** Start of DATASET **

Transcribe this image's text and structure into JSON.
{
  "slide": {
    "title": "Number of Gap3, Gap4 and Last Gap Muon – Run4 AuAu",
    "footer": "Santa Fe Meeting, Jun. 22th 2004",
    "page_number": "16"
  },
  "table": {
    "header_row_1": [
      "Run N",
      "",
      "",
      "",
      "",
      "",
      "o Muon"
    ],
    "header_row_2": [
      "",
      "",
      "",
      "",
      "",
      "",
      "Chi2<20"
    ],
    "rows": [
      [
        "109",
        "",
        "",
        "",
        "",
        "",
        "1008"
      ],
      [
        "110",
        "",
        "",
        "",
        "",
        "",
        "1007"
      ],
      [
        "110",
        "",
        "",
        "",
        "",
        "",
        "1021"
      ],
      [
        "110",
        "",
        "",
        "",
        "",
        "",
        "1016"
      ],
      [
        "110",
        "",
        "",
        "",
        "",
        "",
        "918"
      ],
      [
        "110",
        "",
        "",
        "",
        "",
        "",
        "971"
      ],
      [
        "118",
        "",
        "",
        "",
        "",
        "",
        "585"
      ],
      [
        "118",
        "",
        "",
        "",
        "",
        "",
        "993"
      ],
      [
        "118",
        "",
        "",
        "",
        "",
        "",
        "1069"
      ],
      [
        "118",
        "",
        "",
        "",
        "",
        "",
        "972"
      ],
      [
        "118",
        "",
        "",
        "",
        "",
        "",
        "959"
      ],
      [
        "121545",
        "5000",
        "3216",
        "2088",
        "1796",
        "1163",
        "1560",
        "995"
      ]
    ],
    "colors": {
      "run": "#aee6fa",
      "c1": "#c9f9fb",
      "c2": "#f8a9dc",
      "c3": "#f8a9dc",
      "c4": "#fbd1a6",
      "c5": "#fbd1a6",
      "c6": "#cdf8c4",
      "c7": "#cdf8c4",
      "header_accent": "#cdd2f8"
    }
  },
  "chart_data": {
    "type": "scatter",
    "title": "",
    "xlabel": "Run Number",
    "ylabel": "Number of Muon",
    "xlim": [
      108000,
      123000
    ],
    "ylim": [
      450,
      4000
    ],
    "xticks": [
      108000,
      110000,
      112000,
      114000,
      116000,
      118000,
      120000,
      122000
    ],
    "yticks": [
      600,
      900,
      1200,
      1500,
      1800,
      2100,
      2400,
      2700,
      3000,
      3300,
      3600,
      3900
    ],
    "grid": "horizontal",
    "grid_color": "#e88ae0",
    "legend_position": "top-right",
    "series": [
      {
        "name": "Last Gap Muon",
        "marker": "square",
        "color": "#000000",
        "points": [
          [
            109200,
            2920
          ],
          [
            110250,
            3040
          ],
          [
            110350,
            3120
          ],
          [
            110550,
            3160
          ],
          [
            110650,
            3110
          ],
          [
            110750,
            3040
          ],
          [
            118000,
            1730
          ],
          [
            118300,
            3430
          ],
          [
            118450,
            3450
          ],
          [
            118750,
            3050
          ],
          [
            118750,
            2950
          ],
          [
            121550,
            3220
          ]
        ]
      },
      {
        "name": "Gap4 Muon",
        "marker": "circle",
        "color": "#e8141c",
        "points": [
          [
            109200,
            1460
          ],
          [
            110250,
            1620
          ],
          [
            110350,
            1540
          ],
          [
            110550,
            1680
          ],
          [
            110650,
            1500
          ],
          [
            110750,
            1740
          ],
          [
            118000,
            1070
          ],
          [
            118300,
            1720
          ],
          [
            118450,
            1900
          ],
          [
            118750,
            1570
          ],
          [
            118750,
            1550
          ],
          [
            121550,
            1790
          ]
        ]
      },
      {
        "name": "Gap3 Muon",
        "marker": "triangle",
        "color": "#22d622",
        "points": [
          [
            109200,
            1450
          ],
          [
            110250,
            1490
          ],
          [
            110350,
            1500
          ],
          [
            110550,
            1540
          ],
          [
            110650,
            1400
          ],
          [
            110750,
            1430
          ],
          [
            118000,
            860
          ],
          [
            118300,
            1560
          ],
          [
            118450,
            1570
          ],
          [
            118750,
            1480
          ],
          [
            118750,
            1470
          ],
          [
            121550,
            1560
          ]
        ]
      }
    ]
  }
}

** End of DATASET **

[WHAT THE EXERCISE ASKS]
In the listing, how many lines hold "name"? Answer with a bare number.

[RESULT OF THIS EXERCISE]
3